── Records for this task

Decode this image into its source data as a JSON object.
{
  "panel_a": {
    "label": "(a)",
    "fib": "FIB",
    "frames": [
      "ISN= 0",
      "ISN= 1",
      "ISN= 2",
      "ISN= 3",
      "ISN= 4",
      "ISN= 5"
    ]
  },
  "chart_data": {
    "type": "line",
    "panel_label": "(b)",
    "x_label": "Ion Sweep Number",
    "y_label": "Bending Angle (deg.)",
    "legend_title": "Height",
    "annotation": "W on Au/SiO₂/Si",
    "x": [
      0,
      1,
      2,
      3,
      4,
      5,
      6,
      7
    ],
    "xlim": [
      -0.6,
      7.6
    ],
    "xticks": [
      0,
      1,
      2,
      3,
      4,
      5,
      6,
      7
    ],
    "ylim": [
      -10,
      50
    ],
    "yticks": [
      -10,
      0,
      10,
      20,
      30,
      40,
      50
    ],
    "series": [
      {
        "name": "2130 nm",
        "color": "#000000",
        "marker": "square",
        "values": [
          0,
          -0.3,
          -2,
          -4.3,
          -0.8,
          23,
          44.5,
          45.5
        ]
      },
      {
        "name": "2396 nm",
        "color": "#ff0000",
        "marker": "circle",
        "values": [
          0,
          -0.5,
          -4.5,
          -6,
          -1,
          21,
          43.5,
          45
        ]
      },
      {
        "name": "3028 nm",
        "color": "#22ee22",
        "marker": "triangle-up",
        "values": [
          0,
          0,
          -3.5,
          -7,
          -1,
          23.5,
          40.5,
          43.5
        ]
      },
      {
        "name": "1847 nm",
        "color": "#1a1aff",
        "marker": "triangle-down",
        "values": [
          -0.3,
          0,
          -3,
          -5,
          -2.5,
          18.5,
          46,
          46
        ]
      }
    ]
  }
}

────

Task requirements —
Print the material verbatim, all of it.

Solution —
Decode this image into its source data as a JSON object.
{
  "panel_a": {
    "label": "(a)",
    "fib": "FIB",
    "frames": [
      "ISN= 0",
      "ISN= 1",
      "ISN= 2",
      "ISN= 3",
      "ISN= 4",
      "ISN= 5"
    ]
  },
  "chart_data": {
    "type": "line",
    "panel_label": "(b)",
    "x_label": "Ion Sweep Number",
    "y_label": "Bending Angle (deg.)",
    "legend_title": "Height",
    "annotation": "W on Au/SiO₂/Si",
    "x": [
      0,
      1,
      2,
      3,
      4,
      5,
      6,
      7
    ],
    "xlim": [
      -0.6,
      7.6
    ],
    "xticks": [
      0,
      1,
      2,
      3,
      4,
      5,
      6,
      7
    ],
    "ylim": [
      -10,
      50
    ],
    "yticks": [
      -10,
      0,
      10,
      20,
      30,
      40,
      50
    ],
    "series": [
      {
        "name": "2130 nm",
        "color": "#000000",
        "marker": "square",
        "values": [
          0,
          -0.3,
          -2,
          -4.3,
          -0.8,
          23,
          44.5,
          45.5
        ]
      },
      {
        "name": "2396 nm",
        "color": "#ff0000",
        "marker": "circle",
        "values": [
          0,
          -0.5,
          -4.5,
          -6,
          -1,
          21,
          43.5,
          45
        ]
      },
      {
        "name": "3028 nm",
        "color": "#22ee22",
        "marker": "triangle-up",
        "values": [
          0,
          0,
          -3.5,
          -7,
          -1,
          23.5,
          40.5,
          43.5
        ]
      },
      {
        "name": "1847 nm",
        "color": "#1a1aff",
        "marker": "triangle-down",
        "values": [
          -0.3,
          0,
          -3,
          -5,
          -2.5,
          18.5,
          46,
          46
        ]
      }
    ]
  }
}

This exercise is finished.